> _SHORT EXERCISE_
From the entries that follow, pick out all lines holding "proportion".

> _EXCERPTED RECORDS_

•••••

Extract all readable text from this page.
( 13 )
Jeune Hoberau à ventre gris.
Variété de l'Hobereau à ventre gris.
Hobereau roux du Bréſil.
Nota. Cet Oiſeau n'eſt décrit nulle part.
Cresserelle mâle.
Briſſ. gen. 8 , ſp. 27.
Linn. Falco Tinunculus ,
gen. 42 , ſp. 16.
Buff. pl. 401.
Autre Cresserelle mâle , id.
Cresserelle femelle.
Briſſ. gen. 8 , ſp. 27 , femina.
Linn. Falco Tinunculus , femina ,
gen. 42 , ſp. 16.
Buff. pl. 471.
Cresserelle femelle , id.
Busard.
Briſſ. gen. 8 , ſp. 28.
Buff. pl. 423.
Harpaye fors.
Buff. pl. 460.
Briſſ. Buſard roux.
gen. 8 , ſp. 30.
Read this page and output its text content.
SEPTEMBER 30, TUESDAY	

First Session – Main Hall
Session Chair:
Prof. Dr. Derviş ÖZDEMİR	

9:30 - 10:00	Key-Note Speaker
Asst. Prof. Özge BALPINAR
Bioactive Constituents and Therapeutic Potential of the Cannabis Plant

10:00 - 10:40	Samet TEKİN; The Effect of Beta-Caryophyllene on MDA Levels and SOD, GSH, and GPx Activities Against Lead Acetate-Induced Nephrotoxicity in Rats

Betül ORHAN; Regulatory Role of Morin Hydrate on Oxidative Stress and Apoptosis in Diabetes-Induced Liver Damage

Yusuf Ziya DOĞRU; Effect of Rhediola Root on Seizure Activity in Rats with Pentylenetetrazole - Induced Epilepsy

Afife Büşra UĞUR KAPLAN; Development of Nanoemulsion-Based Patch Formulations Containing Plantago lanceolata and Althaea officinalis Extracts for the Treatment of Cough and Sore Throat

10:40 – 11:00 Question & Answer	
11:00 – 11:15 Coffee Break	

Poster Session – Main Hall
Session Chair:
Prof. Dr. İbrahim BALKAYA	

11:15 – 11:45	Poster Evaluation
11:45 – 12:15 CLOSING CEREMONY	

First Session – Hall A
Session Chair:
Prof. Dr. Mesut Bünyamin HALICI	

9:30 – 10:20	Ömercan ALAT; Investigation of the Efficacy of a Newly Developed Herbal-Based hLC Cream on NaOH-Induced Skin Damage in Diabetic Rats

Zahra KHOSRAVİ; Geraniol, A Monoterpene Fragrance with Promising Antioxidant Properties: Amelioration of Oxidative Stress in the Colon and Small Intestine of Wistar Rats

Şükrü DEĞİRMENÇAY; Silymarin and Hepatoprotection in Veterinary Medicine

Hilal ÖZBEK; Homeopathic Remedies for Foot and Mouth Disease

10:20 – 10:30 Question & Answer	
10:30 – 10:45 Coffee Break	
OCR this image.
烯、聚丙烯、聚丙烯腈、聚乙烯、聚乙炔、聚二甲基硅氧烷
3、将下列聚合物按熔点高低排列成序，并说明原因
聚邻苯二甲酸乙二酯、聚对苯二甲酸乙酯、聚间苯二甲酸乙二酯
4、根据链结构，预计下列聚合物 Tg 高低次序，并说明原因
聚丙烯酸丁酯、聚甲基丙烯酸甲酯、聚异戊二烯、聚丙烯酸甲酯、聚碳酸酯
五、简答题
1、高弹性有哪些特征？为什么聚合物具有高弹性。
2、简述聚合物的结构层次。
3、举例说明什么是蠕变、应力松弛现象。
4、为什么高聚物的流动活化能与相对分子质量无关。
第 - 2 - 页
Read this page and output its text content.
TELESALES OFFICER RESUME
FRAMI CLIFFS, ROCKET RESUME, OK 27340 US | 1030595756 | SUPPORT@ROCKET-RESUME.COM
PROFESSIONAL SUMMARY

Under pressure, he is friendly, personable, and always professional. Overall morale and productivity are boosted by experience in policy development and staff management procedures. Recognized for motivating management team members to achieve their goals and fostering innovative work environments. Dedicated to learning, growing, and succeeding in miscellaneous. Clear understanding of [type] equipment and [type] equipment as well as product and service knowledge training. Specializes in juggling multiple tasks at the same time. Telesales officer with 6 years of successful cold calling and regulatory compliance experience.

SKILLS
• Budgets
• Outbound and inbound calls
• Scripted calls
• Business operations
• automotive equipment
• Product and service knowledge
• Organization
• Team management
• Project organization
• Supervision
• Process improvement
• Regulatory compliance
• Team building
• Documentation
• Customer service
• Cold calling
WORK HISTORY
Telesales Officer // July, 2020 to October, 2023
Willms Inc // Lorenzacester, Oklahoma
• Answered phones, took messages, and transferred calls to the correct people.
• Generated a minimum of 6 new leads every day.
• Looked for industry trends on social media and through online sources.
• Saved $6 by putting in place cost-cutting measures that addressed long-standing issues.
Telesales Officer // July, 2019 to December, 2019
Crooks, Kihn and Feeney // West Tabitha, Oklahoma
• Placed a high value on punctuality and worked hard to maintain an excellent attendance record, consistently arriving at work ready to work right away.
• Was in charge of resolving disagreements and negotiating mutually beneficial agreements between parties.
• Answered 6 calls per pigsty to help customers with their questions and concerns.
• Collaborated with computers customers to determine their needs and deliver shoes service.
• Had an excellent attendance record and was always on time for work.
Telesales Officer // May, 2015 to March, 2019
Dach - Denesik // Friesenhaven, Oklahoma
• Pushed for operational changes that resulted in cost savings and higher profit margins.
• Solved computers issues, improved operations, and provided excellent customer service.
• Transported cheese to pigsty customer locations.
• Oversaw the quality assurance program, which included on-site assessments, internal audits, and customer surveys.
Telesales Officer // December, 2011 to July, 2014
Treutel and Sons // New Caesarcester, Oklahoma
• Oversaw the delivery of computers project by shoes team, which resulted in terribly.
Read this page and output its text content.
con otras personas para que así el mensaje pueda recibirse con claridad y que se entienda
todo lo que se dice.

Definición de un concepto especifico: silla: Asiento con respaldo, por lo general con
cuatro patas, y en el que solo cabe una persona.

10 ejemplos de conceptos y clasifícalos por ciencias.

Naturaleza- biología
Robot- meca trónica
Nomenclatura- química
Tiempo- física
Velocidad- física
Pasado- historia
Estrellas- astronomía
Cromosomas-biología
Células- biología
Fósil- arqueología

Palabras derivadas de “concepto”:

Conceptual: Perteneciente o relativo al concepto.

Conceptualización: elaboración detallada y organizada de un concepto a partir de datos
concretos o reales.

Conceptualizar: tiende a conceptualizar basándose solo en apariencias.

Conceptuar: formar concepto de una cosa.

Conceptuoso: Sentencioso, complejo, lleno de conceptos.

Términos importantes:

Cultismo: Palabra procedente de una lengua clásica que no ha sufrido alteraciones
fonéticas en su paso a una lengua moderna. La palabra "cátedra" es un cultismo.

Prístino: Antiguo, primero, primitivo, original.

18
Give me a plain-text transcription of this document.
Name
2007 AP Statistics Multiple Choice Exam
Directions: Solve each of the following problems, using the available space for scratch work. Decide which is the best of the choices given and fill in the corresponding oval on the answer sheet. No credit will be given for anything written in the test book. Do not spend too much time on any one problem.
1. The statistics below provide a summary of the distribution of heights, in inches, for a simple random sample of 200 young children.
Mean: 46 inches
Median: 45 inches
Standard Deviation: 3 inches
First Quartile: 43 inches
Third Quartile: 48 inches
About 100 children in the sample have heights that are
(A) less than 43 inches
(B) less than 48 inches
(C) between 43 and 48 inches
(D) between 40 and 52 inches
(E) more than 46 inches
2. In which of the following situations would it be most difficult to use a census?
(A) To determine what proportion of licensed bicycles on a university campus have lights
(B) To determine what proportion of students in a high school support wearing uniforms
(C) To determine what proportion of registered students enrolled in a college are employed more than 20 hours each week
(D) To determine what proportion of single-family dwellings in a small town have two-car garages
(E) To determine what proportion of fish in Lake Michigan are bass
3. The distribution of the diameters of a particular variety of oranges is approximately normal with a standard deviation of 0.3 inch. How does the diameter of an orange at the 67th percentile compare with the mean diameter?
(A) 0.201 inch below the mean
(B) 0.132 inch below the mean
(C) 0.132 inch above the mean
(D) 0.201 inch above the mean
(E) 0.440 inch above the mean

•••••

> _EXERCISE ANSWER_
(A) To determine what proportion of licensed bicycles on a university campus have lights
(B) To determine what proportion of students in a high school support wearing uniforms
(C) To determine what proportion of registered students enrolled in a college are employed more than 20 hours each week
(D) To determine what proportion of single-family dwellings in a small town have two-car garages
(E) To determine what proportion of fish in Lake Michigan are bass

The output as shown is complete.